What you should do:
Produce a verbatim copy of the entries listed below.
******
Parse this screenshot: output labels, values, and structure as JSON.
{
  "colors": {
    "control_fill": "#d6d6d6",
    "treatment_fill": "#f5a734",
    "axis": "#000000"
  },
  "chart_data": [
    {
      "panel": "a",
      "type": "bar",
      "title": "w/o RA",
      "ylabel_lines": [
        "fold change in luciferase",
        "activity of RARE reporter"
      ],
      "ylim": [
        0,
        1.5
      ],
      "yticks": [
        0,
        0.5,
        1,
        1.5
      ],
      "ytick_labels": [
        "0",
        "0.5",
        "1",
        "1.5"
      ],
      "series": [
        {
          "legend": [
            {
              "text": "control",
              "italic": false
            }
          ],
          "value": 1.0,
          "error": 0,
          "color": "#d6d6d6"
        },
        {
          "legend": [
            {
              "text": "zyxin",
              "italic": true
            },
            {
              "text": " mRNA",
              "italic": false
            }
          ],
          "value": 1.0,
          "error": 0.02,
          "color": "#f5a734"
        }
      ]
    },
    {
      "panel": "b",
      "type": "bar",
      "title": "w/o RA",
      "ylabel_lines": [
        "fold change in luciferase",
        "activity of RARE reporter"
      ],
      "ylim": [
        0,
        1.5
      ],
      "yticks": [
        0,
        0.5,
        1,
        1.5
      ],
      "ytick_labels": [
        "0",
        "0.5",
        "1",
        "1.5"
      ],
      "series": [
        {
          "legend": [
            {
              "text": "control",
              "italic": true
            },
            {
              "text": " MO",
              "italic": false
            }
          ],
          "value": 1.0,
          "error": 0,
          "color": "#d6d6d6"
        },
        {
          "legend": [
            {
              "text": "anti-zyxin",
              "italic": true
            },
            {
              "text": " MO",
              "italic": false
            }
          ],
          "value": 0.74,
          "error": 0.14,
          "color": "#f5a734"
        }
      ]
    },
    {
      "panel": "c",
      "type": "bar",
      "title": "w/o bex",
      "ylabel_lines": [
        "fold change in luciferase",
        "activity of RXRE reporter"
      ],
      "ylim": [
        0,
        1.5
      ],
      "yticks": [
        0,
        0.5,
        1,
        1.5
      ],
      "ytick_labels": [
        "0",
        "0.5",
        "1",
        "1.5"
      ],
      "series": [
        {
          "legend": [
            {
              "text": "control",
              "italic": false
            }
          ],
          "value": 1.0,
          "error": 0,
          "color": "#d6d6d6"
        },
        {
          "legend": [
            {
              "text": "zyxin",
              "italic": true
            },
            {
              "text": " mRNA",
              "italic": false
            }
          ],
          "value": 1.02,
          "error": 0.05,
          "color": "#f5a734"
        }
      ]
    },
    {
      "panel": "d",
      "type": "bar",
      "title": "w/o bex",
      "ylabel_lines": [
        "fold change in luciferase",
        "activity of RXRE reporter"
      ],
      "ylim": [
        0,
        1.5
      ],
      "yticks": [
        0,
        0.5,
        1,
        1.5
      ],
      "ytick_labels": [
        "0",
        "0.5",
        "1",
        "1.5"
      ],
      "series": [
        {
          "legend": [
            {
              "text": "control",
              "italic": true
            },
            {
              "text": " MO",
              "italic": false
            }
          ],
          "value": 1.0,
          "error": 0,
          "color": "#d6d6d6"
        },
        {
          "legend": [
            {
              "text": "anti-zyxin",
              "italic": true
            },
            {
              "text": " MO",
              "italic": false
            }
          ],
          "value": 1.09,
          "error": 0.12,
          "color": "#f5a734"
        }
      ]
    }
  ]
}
******
Answer area:
Parse this screenshot: output labels, values, and structure as JSON.
{
  "colors": {
    "control_fill": "#d6d6d6",
    "treatment_fill": "#f5a734",
    "axis": "#000000"
  },
  "chart_data": [
    {
      "panel": "a",
      "type": "bar",
      "title": "w/o RA",
      "ylabel_lines": [
        "fold change in luciferase",
        "activity of RARE reporter"
      ],
      "ylim": [
        0,
        1.5
      ],
      "yticks": [
        0,
        0.5,
        1,
        1.5
      ],
      "ytick_labels": [
        "0",
        "0.5",
        "1",
        "1.5"
      ],
      "series": [
        {
          "legend": [
            {
              "text": "control",
              "italic": false
            }
          ],
          "value": 1.0,
          "error": 0,
          "color": "#d6d6d6"
        },
        {
          "legend": [
            {
              "text": "zyxin",
              "italic": true
            },
            {
              "text": " mRNA",
              "italic": false
            }
          ],
          "value": 1.0,
          "error": 0.02,
          "color": "#f5a734"
        }
      ]
    },
    {
      "panel": "b",
      "type": "bar",
      "title": "w/o RA",
      "ylabel_lines": [
        "fold change in luciferase",
        "activity of RARE reporter"
      ],
      "ylim": [
        0,
        1.5
      ],
      "yticks": [
        0,
        0.5,
        1,
        1.5
      ],
      "ytick_labels": [
        "0",
        "0.5",
        "1",
        "1.5"
      ],
      "series": [
        {
          "legend": [
            {
              "text": "control",
              "italic": true
            },
            {
              "text": " MO",
              "italic": false
            }
          ],
          "value": 1.0,
          "error": 0,
          "color": "#d6d6d6"
        },
        {
          "legend": [
            {
              "text": "anti-zyxin",
              "italic": true
            },
            {
              "text": " MO",
              "italic": false
            }
          ],
          "value": 0.74,
          "error": 0.14,
          "color": "#f5a734"
        }
      ]
    },
    {
      "panel": "c",
      "type": "bar",
      "title": "w/o bex",
      "ylabel_lines": [
        "fold change in luciferase",
        "activity of RXRE reporter"
      ],
      "ylim": [
        0,
        1.5
      ],
      "yticks": [
        0,
        0.5,
        1,
        1.5
      ],
      "ytick_labels": [
        "0",
        "0.5",
        "1",
        "1.5"
      ],
      "series": [
        {
          "legend": [
            {
              "text": "control",
              "italic": false
            }
          ],
          "value": 1.0,
          "error": 0,
          "color": "#d6d6d6"
        },
        {
          "legend": [
            {
              "text": "zyxin",
              "italic": true
            },
            {
              "text": " mRNA",
              "italic": false
            }
          ],
          "value": 1.02,
          "error": 0.05,
          "color": "#f5a734"
        }
      ]
    },
    {
      "panel": "d",
      "type": "bar",
      "title": "w/o bex",
      "ylabel_lines": [
        "fold change in luciferase",
        "activity of RXRE reporter"
      ],
      "ylim": [
        0,
        1.5
      ],
      "yticks": [
        0,
        0.5,
        1,
        1.5
      ],
      "ytick_labels": [
        "0",
        "0.5",
        "1",
        "1.5"
      ],
      "series": [
        {
          "legend": [
            {
              "text": "control",
              "italic": true
            },
            {
              "text": " MO",
              "italic": false
            }
          ],
          "value": 1.0,
          "error": 0,
          "color": "#d6d6d6"
        },
        {
          "legend": [
            {
              "text": "anti-zyxin",
              "italic": true
            },
            {
              "text": " MO",
              "italic": false
            }
          ],
          "value": 1.09,
          "error": 0.12,
          "color": "#f5a734"
        }
      ]
    }
  ]
}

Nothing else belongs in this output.